(Collected data entries)
↓

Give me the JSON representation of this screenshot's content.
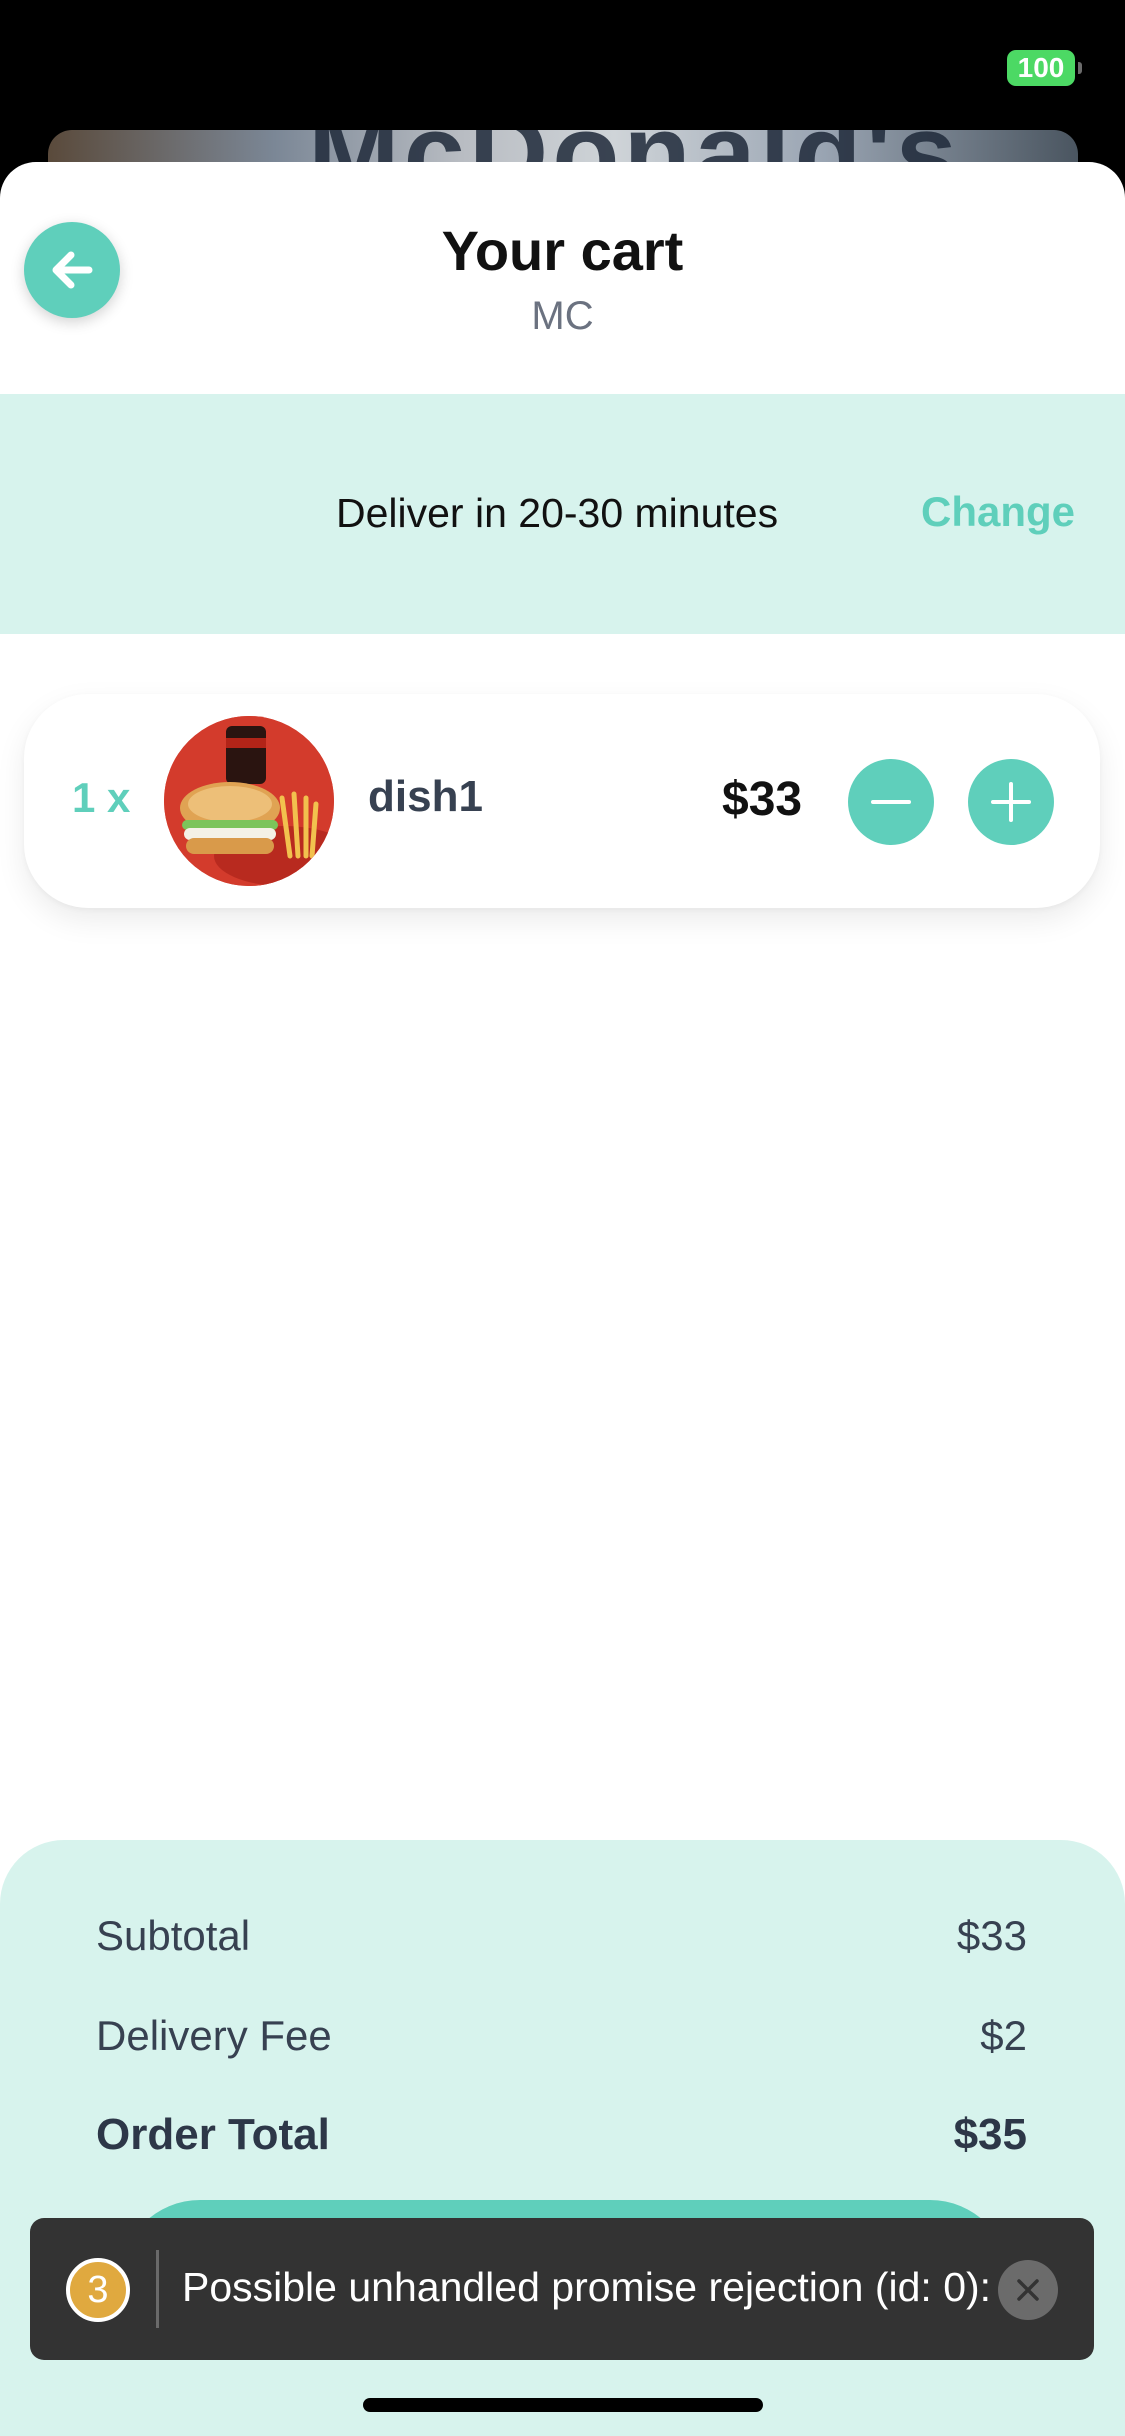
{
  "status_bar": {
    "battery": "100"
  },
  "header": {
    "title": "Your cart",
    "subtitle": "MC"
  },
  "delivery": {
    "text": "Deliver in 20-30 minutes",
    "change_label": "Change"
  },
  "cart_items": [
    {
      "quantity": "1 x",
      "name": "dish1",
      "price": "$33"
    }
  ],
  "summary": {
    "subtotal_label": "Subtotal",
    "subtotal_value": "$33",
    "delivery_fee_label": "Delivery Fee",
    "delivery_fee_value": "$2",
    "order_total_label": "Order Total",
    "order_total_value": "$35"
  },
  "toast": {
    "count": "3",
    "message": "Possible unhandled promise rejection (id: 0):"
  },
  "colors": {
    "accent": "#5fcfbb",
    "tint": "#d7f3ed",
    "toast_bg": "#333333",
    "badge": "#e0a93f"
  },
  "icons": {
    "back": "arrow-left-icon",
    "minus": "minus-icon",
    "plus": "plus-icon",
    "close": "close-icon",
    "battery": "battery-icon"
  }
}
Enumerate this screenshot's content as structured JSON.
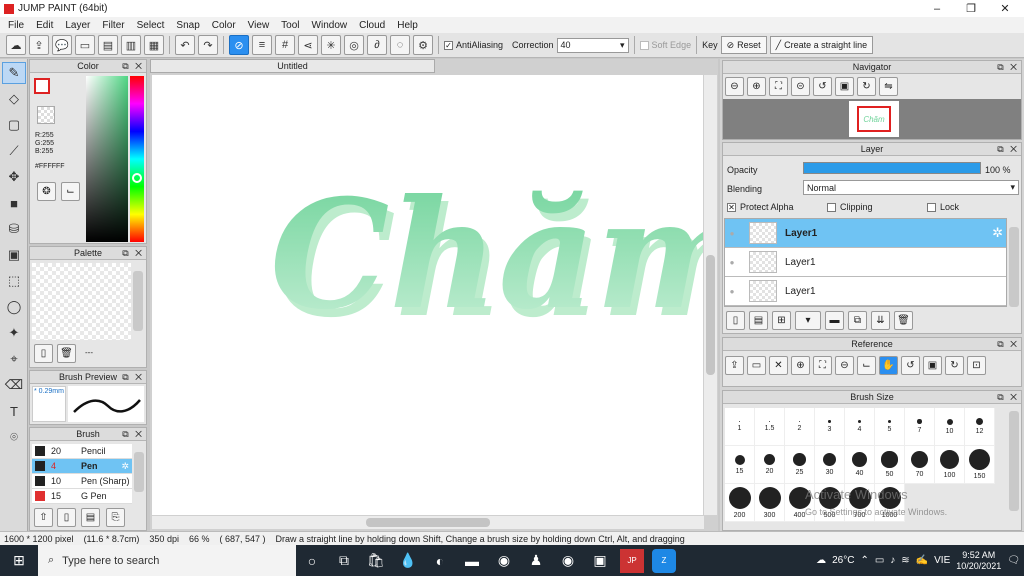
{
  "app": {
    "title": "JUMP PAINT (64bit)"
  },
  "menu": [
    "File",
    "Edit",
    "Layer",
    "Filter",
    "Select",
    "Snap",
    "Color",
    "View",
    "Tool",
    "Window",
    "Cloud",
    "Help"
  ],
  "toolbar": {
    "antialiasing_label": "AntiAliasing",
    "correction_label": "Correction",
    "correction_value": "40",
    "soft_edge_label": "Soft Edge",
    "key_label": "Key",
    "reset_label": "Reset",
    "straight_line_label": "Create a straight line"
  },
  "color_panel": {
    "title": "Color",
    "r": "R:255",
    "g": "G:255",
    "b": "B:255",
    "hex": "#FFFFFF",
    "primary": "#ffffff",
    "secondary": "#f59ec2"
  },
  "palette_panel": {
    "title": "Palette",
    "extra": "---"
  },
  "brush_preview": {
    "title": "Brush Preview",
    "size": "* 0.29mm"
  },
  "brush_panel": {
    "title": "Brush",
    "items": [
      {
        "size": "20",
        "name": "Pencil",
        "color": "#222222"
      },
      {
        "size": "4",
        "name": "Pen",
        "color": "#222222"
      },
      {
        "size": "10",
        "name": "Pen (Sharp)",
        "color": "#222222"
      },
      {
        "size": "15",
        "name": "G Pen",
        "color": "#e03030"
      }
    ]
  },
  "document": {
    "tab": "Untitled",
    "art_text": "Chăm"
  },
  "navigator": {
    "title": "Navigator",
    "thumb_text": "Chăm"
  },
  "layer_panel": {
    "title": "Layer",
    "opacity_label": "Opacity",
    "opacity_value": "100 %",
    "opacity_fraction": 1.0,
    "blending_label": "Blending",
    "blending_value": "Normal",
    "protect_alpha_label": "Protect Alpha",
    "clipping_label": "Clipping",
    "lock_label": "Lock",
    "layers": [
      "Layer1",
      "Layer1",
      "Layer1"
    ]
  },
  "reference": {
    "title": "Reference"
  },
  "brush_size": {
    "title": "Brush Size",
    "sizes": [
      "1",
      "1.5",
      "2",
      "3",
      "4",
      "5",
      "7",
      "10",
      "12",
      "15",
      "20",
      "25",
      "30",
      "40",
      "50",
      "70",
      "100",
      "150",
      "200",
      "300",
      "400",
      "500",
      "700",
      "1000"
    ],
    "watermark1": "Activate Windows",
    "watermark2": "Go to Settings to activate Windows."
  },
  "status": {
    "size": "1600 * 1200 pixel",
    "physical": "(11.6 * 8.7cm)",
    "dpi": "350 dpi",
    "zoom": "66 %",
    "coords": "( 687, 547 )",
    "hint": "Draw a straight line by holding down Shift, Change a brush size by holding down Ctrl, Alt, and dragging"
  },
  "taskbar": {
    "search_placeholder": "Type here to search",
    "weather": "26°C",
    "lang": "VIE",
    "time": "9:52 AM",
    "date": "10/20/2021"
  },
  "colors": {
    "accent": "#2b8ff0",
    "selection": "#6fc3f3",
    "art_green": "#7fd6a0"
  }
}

↑

• SHORT PROBLEM: Exclude the images and reproduce the remaining data exactly.

• SOLUTION TO THIS EXERCISE:
Give me the JSON representation of this screenshot's content.
{
  "status_bar": {
    "battery": "100"
  },
  "header": {
    "title": "Your cart",
    "subtitle": "MC"
  },
  "delivery": {
    "text": "Deliver in 20-30 minutes",
    "change_label": "Change"
  },
  "cart_items": [
    {
      "quantity": "1 x",
      "name": "dish1",
      "price": "$33"
    }
  ],
  "summary": {
    "subtotal_label": "Subtotal",
    "subtotal_value": "$33",
    "delivery_fee_label": "Delivery Fee",
    "delivery_fee_value": "$2",
    "order_total_label": "Order Total",
    "order_total_value": "$35"
  },
  "toast": {
    "count": "3",
    "message": "Possible unhandled promise rejection (id: 0):"
  },
  "colors": {
    "accent": "#5fcfbb",
    "tint": "#d7f3ed",
    "toast_bg": "#333333",
    "badge": "#e0a93f"
  },
  "icons": {
    "back": "arrow-left-icon",
    "minus": "minus-icon",
    "plus": "plus-icon",
    "close": "close-icon",
    "battery": "battery-icon"
  }
}
Enumerate this screenshot's content as structured JSON.
{
  "app": {
    "title": "JUMP PAINT (64bit)"
  },
  "menu": [
    "File",
    "Edit",
    "Layer",
    "Filter",
    "Select",
    "Snap",
    "Color",
    "View",
    "Tool",
    "Window",
    "Cloud",
    "Help"
  ],
  "toolbar": {
    "antialiasing_label": "AntiAliasing",
    "correction_label": "Correction",
    "correction_value": "40",
    "soft_edge_label": "Soft Edge",
    "key_label": "Key",
    "reset_label": "Reset",
    "straight_line_label": "Create a straight line"
  },
  "color_panel": {
    "title": "Color",
    "r": "R:255",
    "g": "G:255",
    "b": "B:255",
    "hex": "#FFFFFF",
    "primary": "#ffffff",
    "secondary": "#f59ec2"
  },
  "palette_panel": {
    "title": "Palette",
    "extra": "---"
  },
  "brush_preview": {
    "title": "Brush Preview",
    "size": "* 0.29mm"
  },
  "brush_panel": {
    "title": "Brush",
    "items": [
      {
        "size": "20",
        "name": "Pencil",
        "color": "#222222"
      },
      {
        "size": "4",
        "name": "Pen",
        "color": "#222222"
      },
      {
        "size": "10",
        "name": "Pen (Sharp)",
        "color": "#222222"
      },
      {
        "size": "15",
        "name": "G Pen",
        "color": "#e03030"
      }
    ]
  },
  "document": {
    "tab": "Untitled",
    "art_text": "Chăm"
  },
  "navigator": {
    "title": "Navigator",
    "thumb_text": "Chăm"
  },
  "layer_panel": {
    "title": "Layer",
    "opacity_label": "Opacity",
    "opacity_value": "100 %",
    "opacity_fraction": 1.0,
    "blending_label": "Blending",
    "blending_value": "Normal",
    "protect_alpha_label": "Protect Alpha",
    "clipping_label": "Clipping",
    "lock_label": "Lock",
    "layers": [
      "Layer1",
      "Layer1",
      "Layer1"
    ]
  },
  "reference": {
    "title": "Reference"
  },
  "brush_size": {
    "title": "Brush Size",
    "sizes": [
      "1",
      "1.5",
      "2",
      "3",
      "4",
      "5",
      "7",
      "10",
      "12",
      "15",
      "20",
      "25",
      "30",
      "40",
      "50",
      "70",
      "100",
      "150",
      "200",
      "300",
      "400",
      "500",
      "700",
      "1000"
    ],
    "watermark1": "Activate Windows",
    "watermark2": "Go to Settings to activate Windows."
  },
  "status": {
    "size": "1600 * 1200 pixel",
    "physical": "(11.6 * 8.7cm)",
    "dpi": "350 dpi",
    "zoom": "66 %",
    "coords": "( 687, 547 )",
    "hint": "Draw a straight line by holding down Shift, Change a brush size by holding down Ctrl, Alt, and dragging"
  },
  "taskbar": {
    "search_placeholder": "Type here to search",
    "weather": "26°C",
    "lang": "VIE",
    "time": "9:52 AM",
    "date": "10/20/2021"
  },
  "colors": {
    "accent": "#2b8ff0",
    "selection": "#6fc3f3",
    "art_green": "#7fd6a0"
  }
}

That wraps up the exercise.